(Records from a collection of figures)
↓↓↓

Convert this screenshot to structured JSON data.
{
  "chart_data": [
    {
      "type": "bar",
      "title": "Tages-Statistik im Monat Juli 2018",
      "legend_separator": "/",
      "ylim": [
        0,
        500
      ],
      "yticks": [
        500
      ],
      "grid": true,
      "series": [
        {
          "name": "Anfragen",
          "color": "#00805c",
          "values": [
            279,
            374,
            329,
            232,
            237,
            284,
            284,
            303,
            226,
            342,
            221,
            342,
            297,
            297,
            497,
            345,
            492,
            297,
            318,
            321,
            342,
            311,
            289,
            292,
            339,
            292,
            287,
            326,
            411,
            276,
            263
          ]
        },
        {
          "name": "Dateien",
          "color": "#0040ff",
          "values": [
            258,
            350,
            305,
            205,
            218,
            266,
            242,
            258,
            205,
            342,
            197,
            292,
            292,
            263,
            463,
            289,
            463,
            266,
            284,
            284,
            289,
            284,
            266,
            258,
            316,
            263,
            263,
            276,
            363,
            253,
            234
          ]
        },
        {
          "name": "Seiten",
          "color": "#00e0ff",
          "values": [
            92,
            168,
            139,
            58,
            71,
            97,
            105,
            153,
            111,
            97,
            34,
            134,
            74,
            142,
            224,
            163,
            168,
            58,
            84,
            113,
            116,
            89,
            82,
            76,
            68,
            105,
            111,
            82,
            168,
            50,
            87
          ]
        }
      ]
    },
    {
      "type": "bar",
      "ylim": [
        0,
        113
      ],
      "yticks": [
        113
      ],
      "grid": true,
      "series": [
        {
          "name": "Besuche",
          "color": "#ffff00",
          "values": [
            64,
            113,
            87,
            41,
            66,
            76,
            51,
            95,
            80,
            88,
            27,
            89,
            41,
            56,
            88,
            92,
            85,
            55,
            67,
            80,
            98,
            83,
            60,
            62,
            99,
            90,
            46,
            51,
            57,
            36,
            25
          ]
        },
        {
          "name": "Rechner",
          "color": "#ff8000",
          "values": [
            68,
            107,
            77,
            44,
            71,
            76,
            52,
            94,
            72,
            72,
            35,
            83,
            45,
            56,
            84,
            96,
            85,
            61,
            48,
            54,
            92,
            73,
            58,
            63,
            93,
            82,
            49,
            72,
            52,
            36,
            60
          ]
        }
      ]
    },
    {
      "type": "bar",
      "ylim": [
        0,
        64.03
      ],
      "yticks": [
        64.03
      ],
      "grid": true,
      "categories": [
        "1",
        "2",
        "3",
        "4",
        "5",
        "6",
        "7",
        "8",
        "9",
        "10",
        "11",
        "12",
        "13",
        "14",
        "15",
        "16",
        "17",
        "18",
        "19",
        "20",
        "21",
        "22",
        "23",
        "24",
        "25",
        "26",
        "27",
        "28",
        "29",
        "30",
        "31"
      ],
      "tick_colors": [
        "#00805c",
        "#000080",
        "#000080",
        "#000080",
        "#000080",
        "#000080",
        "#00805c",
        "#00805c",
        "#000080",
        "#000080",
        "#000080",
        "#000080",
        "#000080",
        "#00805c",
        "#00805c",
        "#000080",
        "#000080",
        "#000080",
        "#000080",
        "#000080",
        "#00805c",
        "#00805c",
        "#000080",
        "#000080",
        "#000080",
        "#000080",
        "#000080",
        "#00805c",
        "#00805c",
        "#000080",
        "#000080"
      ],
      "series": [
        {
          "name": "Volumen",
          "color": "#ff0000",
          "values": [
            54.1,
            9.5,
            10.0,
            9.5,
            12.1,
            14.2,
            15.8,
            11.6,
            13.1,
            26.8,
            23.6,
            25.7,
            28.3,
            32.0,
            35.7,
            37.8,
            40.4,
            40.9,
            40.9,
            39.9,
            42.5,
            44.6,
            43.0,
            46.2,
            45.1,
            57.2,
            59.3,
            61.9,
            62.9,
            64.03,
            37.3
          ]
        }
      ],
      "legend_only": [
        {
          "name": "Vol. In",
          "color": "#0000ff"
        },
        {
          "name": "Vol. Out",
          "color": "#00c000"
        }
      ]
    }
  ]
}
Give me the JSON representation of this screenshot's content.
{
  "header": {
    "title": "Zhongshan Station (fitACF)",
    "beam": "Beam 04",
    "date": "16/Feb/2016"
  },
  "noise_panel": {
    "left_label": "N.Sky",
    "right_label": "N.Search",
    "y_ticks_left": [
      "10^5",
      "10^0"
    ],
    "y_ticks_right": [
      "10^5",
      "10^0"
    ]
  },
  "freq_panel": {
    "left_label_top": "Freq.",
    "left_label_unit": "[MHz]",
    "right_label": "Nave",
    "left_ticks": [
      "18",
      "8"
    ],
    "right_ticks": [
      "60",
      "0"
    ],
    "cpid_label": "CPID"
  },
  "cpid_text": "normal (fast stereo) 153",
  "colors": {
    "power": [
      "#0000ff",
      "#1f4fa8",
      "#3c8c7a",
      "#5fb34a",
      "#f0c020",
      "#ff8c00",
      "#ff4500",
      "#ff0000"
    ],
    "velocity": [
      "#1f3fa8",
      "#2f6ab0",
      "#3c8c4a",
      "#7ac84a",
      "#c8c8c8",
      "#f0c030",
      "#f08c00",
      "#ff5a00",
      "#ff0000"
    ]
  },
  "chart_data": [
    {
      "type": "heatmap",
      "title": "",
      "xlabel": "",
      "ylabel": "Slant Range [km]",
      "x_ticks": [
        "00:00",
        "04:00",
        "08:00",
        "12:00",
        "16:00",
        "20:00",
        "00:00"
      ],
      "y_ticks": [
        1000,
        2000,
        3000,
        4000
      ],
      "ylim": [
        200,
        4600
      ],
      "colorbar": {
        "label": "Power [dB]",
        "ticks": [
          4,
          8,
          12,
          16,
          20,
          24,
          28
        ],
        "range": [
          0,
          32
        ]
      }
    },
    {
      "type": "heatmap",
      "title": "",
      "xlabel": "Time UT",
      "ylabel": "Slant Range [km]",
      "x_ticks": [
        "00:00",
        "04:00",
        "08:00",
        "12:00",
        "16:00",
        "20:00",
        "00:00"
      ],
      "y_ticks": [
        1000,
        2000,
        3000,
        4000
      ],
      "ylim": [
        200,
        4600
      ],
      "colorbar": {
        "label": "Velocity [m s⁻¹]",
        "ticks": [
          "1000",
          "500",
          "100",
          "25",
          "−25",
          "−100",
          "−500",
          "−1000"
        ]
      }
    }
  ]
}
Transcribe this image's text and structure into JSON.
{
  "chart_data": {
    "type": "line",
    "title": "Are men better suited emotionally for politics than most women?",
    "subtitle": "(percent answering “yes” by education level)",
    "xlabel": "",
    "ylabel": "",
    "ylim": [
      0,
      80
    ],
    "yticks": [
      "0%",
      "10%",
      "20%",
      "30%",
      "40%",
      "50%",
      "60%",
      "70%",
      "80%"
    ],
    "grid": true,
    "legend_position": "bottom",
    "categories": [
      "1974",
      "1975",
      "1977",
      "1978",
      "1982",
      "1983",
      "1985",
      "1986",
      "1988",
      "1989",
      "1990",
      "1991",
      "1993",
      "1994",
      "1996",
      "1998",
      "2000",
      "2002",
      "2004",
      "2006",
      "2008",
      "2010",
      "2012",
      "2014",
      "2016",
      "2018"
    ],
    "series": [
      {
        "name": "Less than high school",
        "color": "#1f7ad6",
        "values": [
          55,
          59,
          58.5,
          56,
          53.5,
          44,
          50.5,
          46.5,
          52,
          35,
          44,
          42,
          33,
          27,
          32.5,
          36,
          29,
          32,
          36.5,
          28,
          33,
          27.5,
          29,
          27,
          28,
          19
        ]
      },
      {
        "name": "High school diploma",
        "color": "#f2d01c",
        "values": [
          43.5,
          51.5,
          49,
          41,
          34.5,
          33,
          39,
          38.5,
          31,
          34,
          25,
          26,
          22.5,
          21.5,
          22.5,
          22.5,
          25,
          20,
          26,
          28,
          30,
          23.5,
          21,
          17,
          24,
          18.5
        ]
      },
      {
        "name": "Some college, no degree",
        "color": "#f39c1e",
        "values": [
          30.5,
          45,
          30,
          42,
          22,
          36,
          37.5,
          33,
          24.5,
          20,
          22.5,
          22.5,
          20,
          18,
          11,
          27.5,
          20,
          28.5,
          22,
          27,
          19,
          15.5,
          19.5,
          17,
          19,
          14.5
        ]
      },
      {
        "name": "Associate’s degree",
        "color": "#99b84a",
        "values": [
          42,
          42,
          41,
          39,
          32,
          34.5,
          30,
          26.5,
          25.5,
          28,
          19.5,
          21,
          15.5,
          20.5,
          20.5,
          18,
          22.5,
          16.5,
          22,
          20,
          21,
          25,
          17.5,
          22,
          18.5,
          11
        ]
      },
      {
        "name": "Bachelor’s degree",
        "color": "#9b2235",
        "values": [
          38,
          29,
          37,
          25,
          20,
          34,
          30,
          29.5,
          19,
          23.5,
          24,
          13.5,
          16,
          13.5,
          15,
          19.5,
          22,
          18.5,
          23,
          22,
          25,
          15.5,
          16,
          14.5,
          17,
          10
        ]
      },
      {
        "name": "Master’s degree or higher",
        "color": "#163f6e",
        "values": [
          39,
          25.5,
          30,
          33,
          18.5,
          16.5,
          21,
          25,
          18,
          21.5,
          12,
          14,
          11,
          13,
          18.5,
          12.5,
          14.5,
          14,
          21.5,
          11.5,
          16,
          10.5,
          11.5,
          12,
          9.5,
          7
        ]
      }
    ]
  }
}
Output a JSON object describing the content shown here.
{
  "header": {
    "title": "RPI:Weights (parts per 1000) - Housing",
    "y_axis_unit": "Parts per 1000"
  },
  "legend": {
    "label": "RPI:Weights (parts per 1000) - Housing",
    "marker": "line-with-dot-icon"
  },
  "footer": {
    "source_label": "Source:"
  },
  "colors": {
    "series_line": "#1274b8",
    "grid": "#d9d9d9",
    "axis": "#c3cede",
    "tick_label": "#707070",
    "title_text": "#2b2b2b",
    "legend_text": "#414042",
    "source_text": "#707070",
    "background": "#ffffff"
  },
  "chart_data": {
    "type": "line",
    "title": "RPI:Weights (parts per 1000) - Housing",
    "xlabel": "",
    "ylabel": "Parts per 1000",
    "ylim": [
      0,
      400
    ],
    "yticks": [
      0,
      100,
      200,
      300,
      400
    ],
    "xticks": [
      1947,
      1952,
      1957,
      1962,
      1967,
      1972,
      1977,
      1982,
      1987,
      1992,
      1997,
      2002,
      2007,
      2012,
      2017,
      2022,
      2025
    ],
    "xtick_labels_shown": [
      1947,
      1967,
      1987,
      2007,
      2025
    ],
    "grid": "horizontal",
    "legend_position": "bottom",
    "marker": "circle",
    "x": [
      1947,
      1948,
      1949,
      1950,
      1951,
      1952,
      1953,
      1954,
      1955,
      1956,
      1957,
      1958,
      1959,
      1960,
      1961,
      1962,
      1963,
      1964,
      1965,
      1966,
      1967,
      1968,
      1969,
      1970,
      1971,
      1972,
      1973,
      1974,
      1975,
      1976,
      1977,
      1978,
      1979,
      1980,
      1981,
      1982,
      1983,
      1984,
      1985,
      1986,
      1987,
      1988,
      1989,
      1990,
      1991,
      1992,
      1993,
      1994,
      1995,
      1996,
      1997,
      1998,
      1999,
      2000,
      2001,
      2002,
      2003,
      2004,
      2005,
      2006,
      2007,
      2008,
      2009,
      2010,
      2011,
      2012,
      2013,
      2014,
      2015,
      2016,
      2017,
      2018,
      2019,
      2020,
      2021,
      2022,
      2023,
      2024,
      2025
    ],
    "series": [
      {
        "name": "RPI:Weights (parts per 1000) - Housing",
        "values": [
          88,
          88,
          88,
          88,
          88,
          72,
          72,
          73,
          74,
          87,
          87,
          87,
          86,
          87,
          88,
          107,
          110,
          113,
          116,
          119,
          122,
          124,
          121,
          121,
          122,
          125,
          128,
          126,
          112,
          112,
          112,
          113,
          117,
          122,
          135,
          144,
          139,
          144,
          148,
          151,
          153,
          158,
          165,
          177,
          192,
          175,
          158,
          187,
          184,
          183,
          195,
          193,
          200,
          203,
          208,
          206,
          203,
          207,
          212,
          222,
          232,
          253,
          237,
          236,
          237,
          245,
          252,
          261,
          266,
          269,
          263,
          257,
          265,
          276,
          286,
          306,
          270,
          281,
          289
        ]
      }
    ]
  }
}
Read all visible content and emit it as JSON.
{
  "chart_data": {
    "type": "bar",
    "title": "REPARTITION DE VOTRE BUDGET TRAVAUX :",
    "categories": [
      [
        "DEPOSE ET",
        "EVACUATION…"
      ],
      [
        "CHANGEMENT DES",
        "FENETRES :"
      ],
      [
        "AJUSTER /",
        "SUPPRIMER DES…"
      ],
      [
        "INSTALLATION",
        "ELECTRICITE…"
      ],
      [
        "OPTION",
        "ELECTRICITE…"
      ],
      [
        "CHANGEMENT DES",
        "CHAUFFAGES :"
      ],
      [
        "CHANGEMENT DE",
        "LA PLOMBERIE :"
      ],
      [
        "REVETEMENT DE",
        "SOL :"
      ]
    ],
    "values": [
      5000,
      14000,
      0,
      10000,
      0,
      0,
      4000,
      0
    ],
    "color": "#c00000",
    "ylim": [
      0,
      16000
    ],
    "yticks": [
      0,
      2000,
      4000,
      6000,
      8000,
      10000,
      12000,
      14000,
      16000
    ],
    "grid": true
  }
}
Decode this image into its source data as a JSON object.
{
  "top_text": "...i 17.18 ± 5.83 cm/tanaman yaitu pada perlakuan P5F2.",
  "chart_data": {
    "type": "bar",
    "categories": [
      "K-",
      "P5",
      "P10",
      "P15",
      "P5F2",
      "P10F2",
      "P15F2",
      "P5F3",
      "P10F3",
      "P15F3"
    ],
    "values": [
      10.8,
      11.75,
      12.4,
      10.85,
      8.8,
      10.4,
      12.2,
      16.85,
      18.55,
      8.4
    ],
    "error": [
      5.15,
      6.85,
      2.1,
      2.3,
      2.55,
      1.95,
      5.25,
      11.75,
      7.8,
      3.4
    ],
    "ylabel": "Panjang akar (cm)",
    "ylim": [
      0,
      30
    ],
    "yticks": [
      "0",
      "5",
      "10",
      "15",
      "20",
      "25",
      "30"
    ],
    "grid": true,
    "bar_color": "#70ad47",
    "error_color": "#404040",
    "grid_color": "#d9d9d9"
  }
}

↑↑↑

Pick out the lines containing the word "screenshot" and show them.

> [Solution for this exercise]
Convert this screenshot to structured JSON data.
Give me the JSON representation of this screenshot's content.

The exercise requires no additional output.